TASK DIRECTIONS - Whenever a line below holds the word "cells", count it; then give the total and nothing else.

Records contained in a dataset
---*---

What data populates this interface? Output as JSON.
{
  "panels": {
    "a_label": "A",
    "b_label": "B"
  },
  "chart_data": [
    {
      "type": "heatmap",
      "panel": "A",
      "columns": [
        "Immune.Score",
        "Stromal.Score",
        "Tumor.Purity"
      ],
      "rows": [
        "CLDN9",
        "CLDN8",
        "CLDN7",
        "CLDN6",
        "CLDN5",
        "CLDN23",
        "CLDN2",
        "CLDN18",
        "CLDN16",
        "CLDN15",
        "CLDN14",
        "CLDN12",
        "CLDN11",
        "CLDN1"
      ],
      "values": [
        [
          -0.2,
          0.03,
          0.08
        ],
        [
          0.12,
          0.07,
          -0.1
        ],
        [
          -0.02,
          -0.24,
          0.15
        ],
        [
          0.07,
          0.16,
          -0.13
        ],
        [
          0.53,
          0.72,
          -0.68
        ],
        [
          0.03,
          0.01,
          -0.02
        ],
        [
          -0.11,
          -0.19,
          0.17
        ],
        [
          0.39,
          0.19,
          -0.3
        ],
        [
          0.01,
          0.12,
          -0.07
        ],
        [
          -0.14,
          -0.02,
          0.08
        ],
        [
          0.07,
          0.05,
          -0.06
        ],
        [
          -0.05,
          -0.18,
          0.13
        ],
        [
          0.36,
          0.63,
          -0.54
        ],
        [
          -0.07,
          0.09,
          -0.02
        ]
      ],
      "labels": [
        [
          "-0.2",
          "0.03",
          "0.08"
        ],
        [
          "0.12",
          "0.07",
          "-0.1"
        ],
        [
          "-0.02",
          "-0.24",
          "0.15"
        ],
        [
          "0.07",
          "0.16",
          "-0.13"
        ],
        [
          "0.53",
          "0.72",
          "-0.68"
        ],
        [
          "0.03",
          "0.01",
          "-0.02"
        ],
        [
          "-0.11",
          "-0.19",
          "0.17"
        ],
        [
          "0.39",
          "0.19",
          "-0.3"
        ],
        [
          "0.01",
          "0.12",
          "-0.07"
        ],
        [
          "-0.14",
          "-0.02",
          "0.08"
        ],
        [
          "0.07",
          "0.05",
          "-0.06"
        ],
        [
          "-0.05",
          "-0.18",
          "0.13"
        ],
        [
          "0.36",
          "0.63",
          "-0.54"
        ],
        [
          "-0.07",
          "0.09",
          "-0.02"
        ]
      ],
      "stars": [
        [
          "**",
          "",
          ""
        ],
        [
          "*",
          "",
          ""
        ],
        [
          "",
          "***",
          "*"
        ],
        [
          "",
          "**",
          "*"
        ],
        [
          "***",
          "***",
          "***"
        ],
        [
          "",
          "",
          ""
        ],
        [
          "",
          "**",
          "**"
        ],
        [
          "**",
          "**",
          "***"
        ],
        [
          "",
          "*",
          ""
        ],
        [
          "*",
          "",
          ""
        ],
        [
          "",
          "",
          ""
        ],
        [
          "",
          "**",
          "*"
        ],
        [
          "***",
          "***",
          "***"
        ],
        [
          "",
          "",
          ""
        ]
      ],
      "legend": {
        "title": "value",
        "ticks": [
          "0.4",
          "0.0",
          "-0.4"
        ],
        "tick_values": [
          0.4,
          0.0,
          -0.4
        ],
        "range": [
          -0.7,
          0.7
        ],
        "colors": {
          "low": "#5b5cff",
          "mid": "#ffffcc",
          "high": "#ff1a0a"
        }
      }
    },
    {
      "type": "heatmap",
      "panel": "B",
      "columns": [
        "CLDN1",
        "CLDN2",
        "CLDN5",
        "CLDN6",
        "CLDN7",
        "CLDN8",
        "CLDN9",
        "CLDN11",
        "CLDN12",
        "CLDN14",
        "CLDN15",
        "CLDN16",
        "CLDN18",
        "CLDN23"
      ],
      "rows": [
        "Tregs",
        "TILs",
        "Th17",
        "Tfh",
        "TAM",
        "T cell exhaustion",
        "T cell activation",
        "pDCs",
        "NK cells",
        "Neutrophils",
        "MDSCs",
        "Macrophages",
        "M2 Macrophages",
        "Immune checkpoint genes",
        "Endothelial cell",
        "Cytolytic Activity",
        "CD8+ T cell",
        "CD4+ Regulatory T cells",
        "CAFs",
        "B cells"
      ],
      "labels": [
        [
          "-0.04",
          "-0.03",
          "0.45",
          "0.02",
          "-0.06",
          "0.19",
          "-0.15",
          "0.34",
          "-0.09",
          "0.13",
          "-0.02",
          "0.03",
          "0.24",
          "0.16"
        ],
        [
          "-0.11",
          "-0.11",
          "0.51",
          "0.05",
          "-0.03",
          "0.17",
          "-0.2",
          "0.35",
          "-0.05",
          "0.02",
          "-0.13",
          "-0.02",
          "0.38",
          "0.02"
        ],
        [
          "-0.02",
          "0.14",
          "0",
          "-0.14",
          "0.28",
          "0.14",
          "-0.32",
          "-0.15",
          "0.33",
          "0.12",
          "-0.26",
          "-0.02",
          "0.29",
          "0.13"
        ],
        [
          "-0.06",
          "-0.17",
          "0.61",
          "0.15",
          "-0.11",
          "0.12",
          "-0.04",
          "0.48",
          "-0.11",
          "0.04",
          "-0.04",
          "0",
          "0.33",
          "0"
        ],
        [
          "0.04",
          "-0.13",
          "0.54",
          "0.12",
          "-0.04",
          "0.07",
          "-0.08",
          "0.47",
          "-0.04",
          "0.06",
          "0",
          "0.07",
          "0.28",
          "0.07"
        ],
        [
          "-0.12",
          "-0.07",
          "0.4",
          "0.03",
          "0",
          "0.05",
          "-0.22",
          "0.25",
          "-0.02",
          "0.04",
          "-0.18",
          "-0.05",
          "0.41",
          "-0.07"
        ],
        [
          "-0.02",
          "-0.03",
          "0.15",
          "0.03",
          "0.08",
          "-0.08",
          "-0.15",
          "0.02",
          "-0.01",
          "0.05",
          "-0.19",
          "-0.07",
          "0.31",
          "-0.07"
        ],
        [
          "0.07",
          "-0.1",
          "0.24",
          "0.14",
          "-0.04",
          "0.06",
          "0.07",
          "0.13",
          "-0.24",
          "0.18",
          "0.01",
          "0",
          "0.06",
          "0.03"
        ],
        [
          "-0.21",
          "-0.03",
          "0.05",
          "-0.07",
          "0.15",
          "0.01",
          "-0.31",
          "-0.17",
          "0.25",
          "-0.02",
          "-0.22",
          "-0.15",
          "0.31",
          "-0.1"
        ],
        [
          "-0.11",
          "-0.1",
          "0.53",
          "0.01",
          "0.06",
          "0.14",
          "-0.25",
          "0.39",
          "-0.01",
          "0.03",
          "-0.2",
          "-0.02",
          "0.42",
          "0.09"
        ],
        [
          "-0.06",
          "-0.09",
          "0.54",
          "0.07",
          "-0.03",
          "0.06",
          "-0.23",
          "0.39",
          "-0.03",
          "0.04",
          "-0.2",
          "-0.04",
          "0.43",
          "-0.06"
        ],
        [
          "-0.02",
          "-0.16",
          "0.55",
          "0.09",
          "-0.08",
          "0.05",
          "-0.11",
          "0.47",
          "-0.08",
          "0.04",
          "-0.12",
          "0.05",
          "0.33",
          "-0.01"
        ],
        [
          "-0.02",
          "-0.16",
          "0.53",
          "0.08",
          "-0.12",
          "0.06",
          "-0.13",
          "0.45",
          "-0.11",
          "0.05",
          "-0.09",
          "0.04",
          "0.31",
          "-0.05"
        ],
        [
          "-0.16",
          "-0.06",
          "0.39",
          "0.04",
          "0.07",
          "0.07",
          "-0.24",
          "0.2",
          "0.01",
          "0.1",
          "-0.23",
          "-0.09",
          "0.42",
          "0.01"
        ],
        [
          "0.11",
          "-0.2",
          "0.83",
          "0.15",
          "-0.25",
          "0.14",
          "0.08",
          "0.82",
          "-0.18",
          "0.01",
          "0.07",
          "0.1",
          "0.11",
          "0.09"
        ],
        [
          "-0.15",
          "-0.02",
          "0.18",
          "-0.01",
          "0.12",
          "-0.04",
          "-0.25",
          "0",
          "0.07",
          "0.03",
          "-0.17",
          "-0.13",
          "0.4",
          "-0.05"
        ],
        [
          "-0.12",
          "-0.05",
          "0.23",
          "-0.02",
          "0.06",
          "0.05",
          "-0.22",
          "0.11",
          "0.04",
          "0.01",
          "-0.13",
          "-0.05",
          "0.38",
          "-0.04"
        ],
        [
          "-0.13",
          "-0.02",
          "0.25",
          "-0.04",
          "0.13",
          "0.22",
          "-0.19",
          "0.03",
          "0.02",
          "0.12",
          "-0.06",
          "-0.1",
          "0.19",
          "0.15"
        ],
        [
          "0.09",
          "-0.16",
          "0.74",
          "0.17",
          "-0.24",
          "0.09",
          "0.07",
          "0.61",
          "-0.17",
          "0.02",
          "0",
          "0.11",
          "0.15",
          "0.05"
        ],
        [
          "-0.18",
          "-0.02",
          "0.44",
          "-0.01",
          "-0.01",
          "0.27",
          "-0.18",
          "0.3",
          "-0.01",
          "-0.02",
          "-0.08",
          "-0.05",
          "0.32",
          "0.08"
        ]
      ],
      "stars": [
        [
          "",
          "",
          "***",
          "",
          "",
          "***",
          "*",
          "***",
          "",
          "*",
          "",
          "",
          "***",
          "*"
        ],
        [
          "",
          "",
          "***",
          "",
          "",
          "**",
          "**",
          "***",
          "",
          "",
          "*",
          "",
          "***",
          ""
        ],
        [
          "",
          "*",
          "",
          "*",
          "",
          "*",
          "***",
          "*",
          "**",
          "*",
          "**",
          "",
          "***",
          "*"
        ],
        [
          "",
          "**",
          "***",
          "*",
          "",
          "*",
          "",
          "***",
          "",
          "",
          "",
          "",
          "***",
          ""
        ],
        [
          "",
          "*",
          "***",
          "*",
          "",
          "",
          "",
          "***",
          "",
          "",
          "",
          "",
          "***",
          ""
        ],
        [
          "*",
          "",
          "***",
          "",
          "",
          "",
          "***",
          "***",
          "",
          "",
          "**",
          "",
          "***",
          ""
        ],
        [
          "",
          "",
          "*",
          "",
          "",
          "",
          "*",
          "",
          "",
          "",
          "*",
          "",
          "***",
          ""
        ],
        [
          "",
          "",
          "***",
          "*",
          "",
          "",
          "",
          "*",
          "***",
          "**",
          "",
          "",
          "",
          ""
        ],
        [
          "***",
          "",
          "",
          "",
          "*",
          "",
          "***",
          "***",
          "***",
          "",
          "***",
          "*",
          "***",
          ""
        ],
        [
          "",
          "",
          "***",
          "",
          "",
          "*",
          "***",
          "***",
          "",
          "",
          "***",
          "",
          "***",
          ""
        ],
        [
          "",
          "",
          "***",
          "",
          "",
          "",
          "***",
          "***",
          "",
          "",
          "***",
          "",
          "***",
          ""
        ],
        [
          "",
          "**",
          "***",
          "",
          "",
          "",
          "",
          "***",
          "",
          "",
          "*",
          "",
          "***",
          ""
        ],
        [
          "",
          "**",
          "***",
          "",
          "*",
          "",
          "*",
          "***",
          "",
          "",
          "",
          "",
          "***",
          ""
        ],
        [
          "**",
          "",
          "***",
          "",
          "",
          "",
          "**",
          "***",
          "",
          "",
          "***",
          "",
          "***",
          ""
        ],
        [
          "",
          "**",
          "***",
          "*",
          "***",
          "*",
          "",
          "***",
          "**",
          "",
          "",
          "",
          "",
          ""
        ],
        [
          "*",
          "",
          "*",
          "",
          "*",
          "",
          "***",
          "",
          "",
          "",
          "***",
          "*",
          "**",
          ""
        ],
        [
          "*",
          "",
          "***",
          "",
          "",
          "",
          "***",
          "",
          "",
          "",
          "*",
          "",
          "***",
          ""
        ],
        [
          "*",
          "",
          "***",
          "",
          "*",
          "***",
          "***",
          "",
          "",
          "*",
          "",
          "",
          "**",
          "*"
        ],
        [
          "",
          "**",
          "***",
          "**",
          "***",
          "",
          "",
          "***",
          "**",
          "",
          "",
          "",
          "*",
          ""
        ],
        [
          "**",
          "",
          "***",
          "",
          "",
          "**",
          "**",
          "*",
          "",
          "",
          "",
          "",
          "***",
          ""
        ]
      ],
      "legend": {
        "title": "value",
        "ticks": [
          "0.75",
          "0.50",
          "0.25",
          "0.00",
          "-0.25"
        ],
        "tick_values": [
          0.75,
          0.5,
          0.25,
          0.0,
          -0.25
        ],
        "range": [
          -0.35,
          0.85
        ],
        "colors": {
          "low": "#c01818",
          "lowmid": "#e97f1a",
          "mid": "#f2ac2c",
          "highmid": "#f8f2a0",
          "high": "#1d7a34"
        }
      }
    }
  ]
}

---*---

RESPONSE FOR THIS EXERCISE - 3